___ ENTRIES PROVIDED
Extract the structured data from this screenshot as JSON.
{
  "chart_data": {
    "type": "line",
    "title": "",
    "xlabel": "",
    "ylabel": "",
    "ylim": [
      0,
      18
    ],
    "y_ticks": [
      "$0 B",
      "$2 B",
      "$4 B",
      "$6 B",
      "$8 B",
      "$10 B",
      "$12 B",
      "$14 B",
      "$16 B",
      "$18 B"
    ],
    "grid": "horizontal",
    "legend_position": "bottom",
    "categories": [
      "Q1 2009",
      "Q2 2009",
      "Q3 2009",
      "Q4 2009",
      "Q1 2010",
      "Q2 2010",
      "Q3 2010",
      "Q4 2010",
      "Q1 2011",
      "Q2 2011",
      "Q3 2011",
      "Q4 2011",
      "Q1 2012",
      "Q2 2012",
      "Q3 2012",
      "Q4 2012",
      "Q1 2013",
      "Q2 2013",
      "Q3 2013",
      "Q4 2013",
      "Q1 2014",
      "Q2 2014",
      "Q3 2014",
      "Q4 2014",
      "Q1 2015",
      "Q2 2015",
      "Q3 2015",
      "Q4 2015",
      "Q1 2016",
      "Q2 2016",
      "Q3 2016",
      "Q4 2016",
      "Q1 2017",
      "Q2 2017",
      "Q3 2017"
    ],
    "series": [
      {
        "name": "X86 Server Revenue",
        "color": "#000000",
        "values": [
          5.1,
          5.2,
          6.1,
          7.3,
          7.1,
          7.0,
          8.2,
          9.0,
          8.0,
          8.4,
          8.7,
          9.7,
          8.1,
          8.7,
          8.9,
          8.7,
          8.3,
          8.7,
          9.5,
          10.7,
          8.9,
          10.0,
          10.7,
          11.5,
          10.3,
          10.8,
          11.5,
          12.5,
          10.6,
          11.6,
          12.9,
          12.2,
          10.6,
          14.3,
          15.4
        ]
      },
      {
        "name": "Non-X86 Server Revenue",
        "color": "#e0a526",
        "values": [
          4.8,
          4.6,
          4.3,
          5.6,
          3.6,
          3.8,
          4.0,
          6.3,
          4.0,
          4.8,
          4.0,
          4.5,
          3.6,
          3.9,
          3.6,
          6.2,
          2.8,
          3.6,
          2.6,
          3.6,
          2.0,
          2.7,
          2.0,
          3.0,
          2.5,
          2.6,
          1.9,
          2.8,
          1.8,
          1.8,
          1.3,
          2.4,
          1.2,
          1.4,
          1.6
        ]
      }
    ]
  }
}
______
■ **SHORT PROBLEM**: Filter the listing above by the word "Revenue"; copy each line that passes.

■ **EXERCISE RESULT**:
        "name": "X86 Server Revenue",
        "name": "Non-X86 Server Revenue",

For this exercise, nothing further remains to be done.